--- start DATASET ROWS ---
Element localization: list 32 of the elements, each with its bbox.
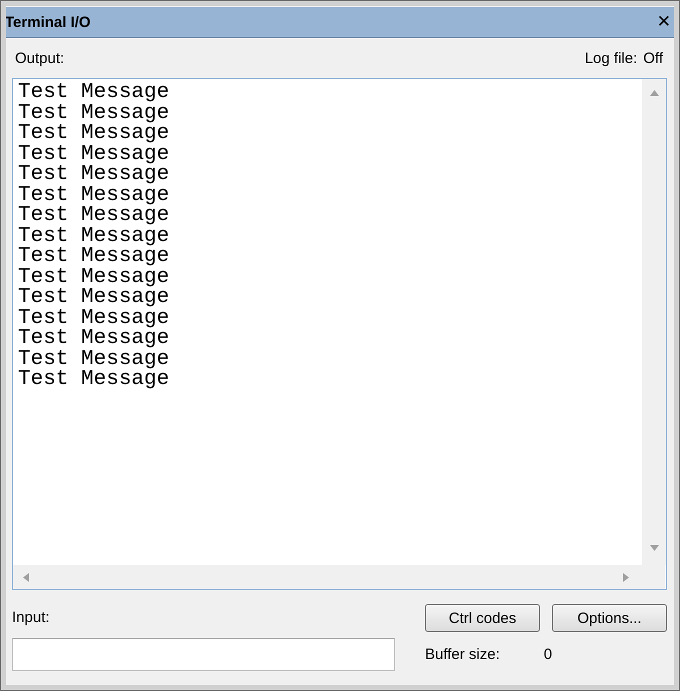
scroll-down-icon[interactable] <box>650 545 658 551</box>
output-line: Test Message <box>18 124 170 144</box>
output-line: Test Message <box>18 370 170 390</box>
output-label: Output: <box>15 50 64 66</box>
dialog-button[interactable]: Ctrl codes <box>425 604 540 632</box>
window-title: Terminal I/O <box>5 14 91 30</box>
output-line: Test Message <box>18 226 170 247</box>
output-line: Test Message <box>18 329 170 350</box>
scroll-right-icon[interactable] <box>623 572 629 582</box>
input-field[interactable] <box>12 638 395 671</box>
output-line: Test Message <box>18 206 170 226</box>
output-line: Test Message <box>18 288 170 308</box>
buffer-size-label: Buffer size: <box>425 646 500 663</box>
output-line: Test Message <box>18 308 170 329</box>
buffer-size-value: 0 <box>544 646 552 663</box>
log-file-value: Off <box>643 50 663 66</box>
output-line: Test Message <box>18 83 170 104</box>
output-line: Test Message <box>18 247 170 268</box>
horizontal-scrollbar[interactable] <box>13 565 666 589</box>
input-label: Input: <box>12 609 51 626</box>
output-line: Test Message <box>18 144 170 165</box>
output-line: Test Message <box>18 186 170 206</box>
vertical-scrollbar[interactable] <box>642 79 666 565</box>
close-button[interactable]: ✕ <box>656 12 671 32</box>
scroll-left-icon[interactable] <box>23 572 29 582</box>
scroll-up-icon[interactable] <box>650 90 658 96</box>
output-line: Test Message <box>18 165 170 186</box>
output-line: Test Message <box>18 268 170 288</box>
dialog-button[interactable]: Options... <box>552 604 667 632</box>
output-line: Test Message <box>18 350 170 370</box>
output-line: Test Message <box>18 104 170 124</box>
log-file-label: Log file: <box>584 50 638 66</box>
--- end DATASET ROWS ---
WHAT IS ASKED: Convert the lines above, from the line containing "scroll-down-icon[interactable] <box>650 545" up to and including the line containing "output-line: Test Message <box>18 288", into a Markdown table with the columns No. and Line, numbering each line and omitting any blank lines.

COMPLETE OUTPUT:
| No. | Line |
|---|---|
| 1 | scroll-down-icon[interactable] <box>650 545 658 551</box> |
| 2 | output-line: Test Message <box>18 124 170 144</box> |
| 3 | output-line: Test Message <box>18 370 170 390</box> |
| 4 | output-label: Output: <box>15 50 64 66</box> |
| 5 | dialog-button[interactable]: Ctrl codes <box>425 604 540 632</box> |
| 6 | window-title: Terminal I/O <box>5 14 91 30</box> |
| 7 | output-line: Test Message <box>18 226 170 247</box> |
| 8 | output-line: Test Message <box>18 329 170 350</box> |
| 9 | scroll-right-icon[interactable] <box>623 572 629 582</box> |
| 10 | input-field[interactable] <box>12 638 395 671</box> |
| 11 | output-line: Test Message <box>18 206 170 226</box> |
| 12 | output-line: Test Message <box>18 288 170 308</box> |